* _Objective_: Repeat each entry word for word. Leave any images out of the copy.

* _Material provided_:
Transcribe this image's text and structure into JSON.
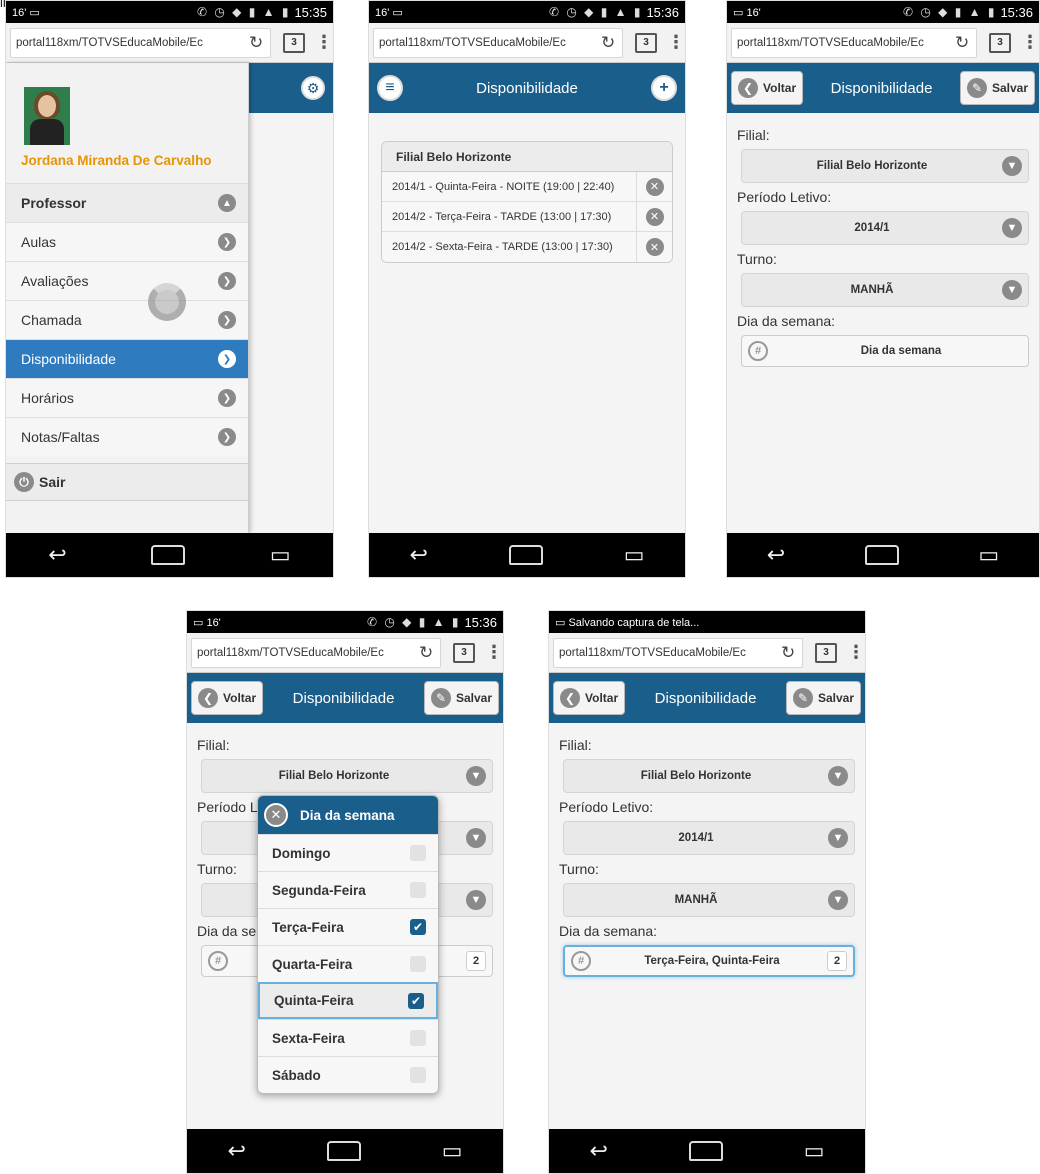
{
  "common": {
    "url": "portal118xm/TOTVSEducaMobile/Ec",
    "tabs_count": "3",
    "time_1": "15:35",
    "time_2": "15:36",
    "back_label": "Voltar",
    "save_label": "Salvar",
    "screen_title": "Disponibilidade"
  },
  "panel5": {
    "status_text": "Salvando captura de tela..."
  },
  "drawer": {
    "user_name": "Jordana Miranda De Carvalho",
    "items": [
      {
        "label": "Professor"
      },
      {
        "label": "Aulas"
      },
      {
        "label": "Avaliações"
      },
      {
        "label": "Chamada"
      },
      {
        "label": "Disponibilidade"
      },
      {
        "label": "Horários"
      },
      {
        "label": "Notas/Faltas"
      }
    ],
    "logout_label": "Sair"
  },
  "list": {
    "header": "Filial Belo Horizonte",
    "rows": [
      {
        "text": "2014/1 - Quinta-Feira - NOITE (19:00 | 22:40)"
      },
      {
        "text": "2014/2 - Terça-Feira - TARDE (13:00 | 17:30)"
      },
      {
        "text": "2014/2 - Sexta-Feira - TARDE (13:00 | 17:30)"
      }
    ]
  },
  "form": {
    "filial_label": "Filial:",
    "filial_value": "Filial Belo Horizonte",
    "periodo_label": "Período Letivo:",
    "periodo_value": "2014/1",
    "turno_label": "Turno:",
    "turno_value": "MANHÃ",
    "dia_label": "Dia da semana:",
    "dia_placeholder": "Dia da semana",
    "dia_value_selected": "Terça-Feira, Quinta-Feira",
    "dia_count": "2",
    "popup_dia_label_partial": "Dia da se",
    "popup_periodo_label_partial": "Período L",
    "popup_turno_label": "Turno:"
  },
  "popup": {
    "title": "Dia da semana",
    "options": [
      {
        "label": "Domingo",
        "checked": false
      },
      {
        "label": "Segunda-Feira",
        "checked": false
      },
      {
        "label": "Terça-Feira",
        "checked": true
      },
      {
        "label": "Quarta-Feira",
        "checked": false
      },
      {
        "label": "Quinta-Feira",
        "checked": true
      },
      {
        "label": "Sexta-Feira",
        "checked": false
      },
      {
        "label": "Sábado",
        "checked": false
      }
    ]
  },
  "icons": {
    "reload": "reload-icon",
    "tabs": "tabs-icon",
    "overflow": "overflow-menu-icon",
    "chevron": "chevron-down-icon",
    "arrow": "arrow-right-icon",
    "delete": "delete-icon",
    "calendar": "globe-grid-icon",
    "checkbox": "checkbox-icon"
  },
  "colors": {
    "header": "#1a5e8c",
    "selected": "#2f7bbf",
    "accent_name": "#e89400"
  }
}
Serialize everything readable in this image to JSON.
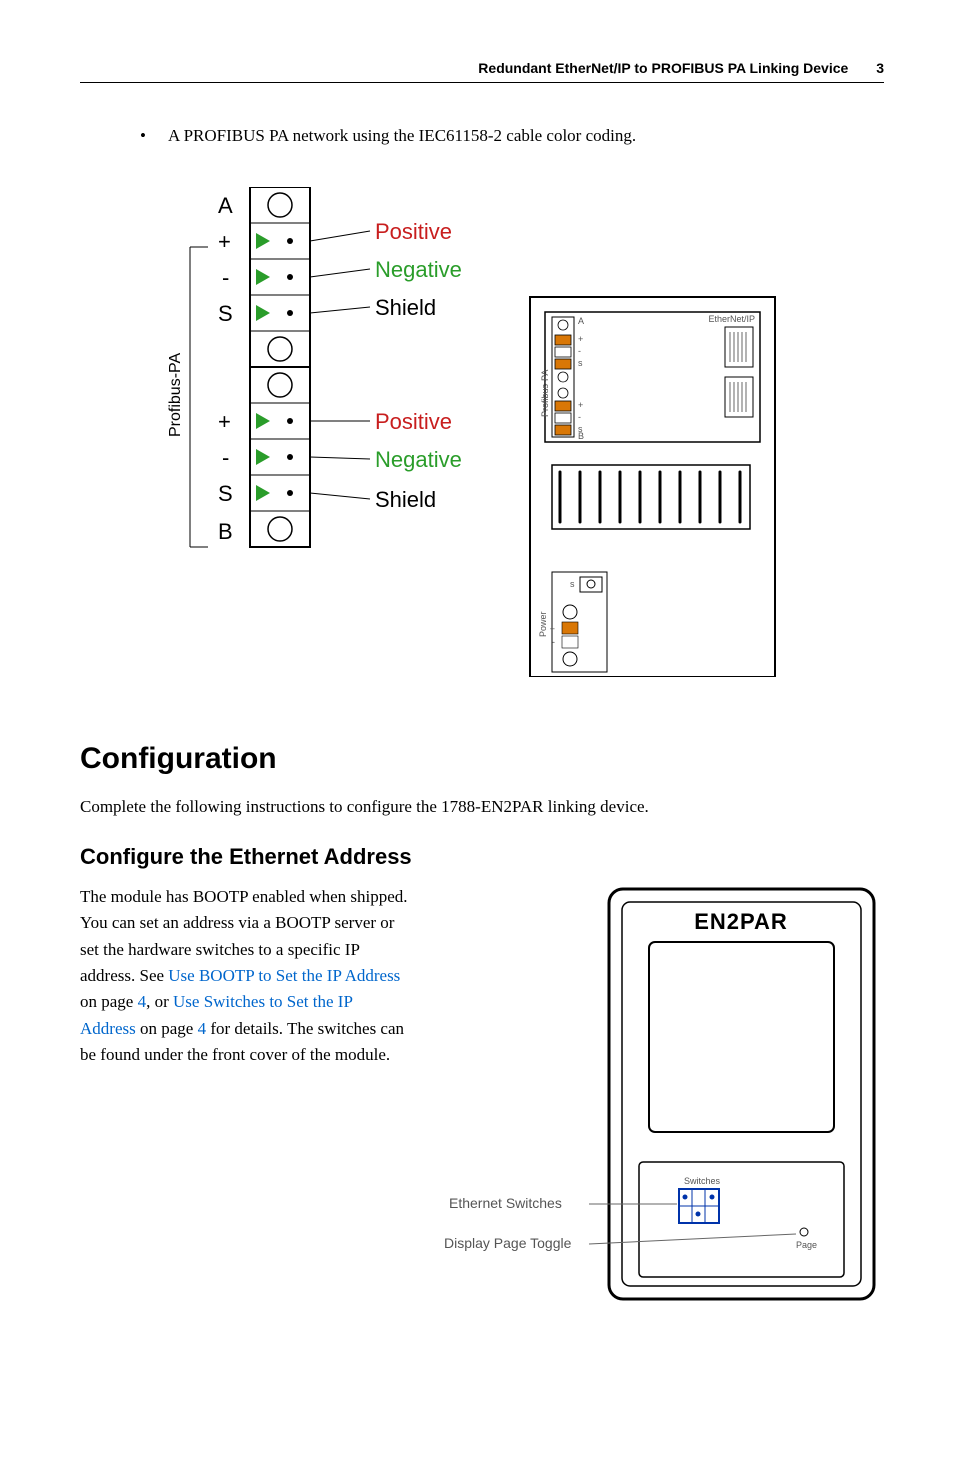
{
  "header": {
    "title": "Redundant EtherNet/IP to PROFIBUS PA Linking Device",
    "page": "3"
  },
  "bullet": {
    "text": "A PROFIBUS PA network using the IEC61158-2 cable color coding."
  },
  "wiring": {
    "sideLabel": "Profibus-PA",
    "blockA": {
      "letter": "A",
      "plus": "+",
      "minus": "-",
      "s": "S"
    },
    "blockB": {
      "letter": "B",
      "plus": "+",
      "minus": "-",
      "s": "S"
    },
    "labels": {
      "positive": "Positive",
      "negative": "Negative",
      "shield": "Shield"
    },
    "module": {
      "ethLabel": "EtherNet/IP",
      "paSide": "Profibus-PA",
      "powerSide": "Power",
      "a": "A",
      "b": "B",
      "s": "s",
      "plus": "+",
      "minus": "-"
    }
  },
  "section": {
    "title": "Configuration",
    "intro": "Complete the following instructions to configure the 1788-EN2PAR linking device."
  },
  "subsection": {
    "title": "Configure the Ethernet Address",
    "p1a": "The module has BOOTP enabled when shipped. You can set an address via a BOOTP server or set the hardware switches to a specific IP address. See ",
    "link1": "Use BOOTP to Set the IP Address",
    "p1b": " on page ",
    "pageRef1": "4",
    "p1c": ", or ",
    "link2": "Use Switches to Set the IP Address",
    "p1d": " on page ",
    "pageRef2": "4",
    "p1e": " for details. The switches can be found under the front cover of the module."
  },
  "deviceFig": {
    "title": "EN2PAR",
    "callout1": "Ethernet Switches",
    "callout2": "Display Page Toggle",
    "switches": "Switches",
    "page": "Page"
  }
}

* _Exercise result_:
Transcribe this image's text and structure into JSON.
{
  "common": {
    "url": "portal118xm/TOTVSEducaMobile/Ec",
    "tabs_count": "3",
    "time_1": "15:35",
    "time_2": "15:36",
    "back_label": "Voltar",
    "save_label": "Salvar",
    "screen_title": "Disponibilidade"
  },
  "panel5": {
    "status_text": "Salvando captura de tela..."
  },
  "drawer": {
    "user_name": "Jordana Miranda De Carvalho",
    "items": [
      {
        "label": "Professor"
      },
      {
        "label": "Aulas"
      },
      {
        "label": "Avaliações"
      },
      {
        "label": "Chamada"
      },
      {
        "label": "Disponibilidade"
      },
      {
        "label": "Horários"
      },
      {
        "label": "Notas/Faltas"
      }
    ],
    "logout_label": "Sair"
  },
  "list": {
    "header": "Filial Belo Horizonte",
    "rows": [
      {
        "text": "2014/1 - Quinta-Feira - NOITE (19:00 | 22:40)"
      },
      {
        "text": "2014/2 - Terça-Feira - TARDE (13:00 | 17:30)"
      },
      {
        "text": "2014/2 - Sexta-Feira - TARDE (13:00 | 17:30)"
      }
    ]
  },
  "form": {
    "filial_label": "Filial:",
    "filial_value": "Filial Belo Horizonte",
    "periodo_label": "Período Letivo:",
    "periodo_value": "2014/1",
    "turno_label": "Turno:",
    "turno_value": "MANHÃ",
    "dia_label": "Dia da semana:",
    "dia_placeholder": "Dia da semana",
    "dia_value_selected": "Terça-Feira, Quinta-Feira",
    "dia_count": "2",
    "popup_dia_label_partial": "Dia da se",
    "popup_periodo_label_partial": "Período L",
    "popup_turno_label": "Turno:"
  },
  "popup": {
    "title": "Dia da semana",
    "options": [
      {
        "label": "Domingo",
        "checked": false
      },
      {
        "label": "Segunda-Feira",
        "checked": false
      },
      {
        "label": "Terça-Feira",
        "checked": true
      },
      {
        "label": "Quarta-Feira",
        "checked": false
      },
      {
        "label": "Quinta-Feira",
        "checked": true
      },
      {
        "label": "Sexta-Feira",
        "checked": false
      },
      {
        "label": "Sábado",
        "checked": false
      }
    ]
  },
  "icons": {
    "reload": "reload-icon",
    "tabs": "tabs-icon",
    "overflow": "overflow-menu-icon",
    "chevron": "chevron-down-icon",
    "arrow": "arrow-right-icon",
    "delete": "delete-icon",
    "calendar": "globe-grid-icon",
    "checkbox": "checkbox-icon"
  },
  "colors": {
    "header": "#1a5e8c",
    "selected": "#2f7bbf",
    "accent_name": "#e89400"
  }
}
Serialize everything readable in this image to JSON.
{
  "header": {
    "title": "Redundant EtherNet/IP to PROFIBUS PA Linking Device",
    "page": "3"
  },
  "bullet": {
    "text": "A PROFIBUS PA network using the IEC61158-2 cable color coding."
  },
  "wiring": {
    "sideLabel": "Profibus-PA",
    "blockA": {
      "letter": "A",
      "plus": "+",
      "minus": "-",
      "s": "S"
    },
    "blockB": {
      "letter": "B",
      "plus": "+",
      "minus": "-",
      "s": "S"
    },
    "labels": {
      "positive": "Positive",
      "negative": "Negative",
      "shield": "Shield"
    },
    "module": {
      "ethLabel": "EtherNet/IP",
      "paSide": "Profibus-PA",
      "powerSide": "Power",
      "a": "A",
      "b": "B",
      "s": "s",
      "plus": "+",
      "minus": "-"
    }
  },
  "section": {
    "title": "Configuration",
    "intro": "Complete the following instructions to configure the 1788-EN2PAR linking device."
  },
  "subsection": {
    "title": "Configure the Ethernet Address",
    "p1a": "The module has BOOTP enabled when shipped. You can set an address via a BOOTP server or set the hardware switches to a specific IP address. See ",
    "link1": "Use BOOTP to Set the IP Address",
    "p1b": " on page ",
    "pageRef1": "4",
    "p1c": ", or ",
    "link2": "Use Switches to Set the IP Address",
    "p1d": " on page ",
    "pageRef2": "4",
    "p1e": " for details. The switches can be found under the front cover of the module."
  },
  "deviceFig": {
    "title": "EN2PAR",
    "callout1": "Ethernet Switches",
    "callout2": "Display Page Toggle",
    "switches": "Switches",
    "page": "Page"
  }
}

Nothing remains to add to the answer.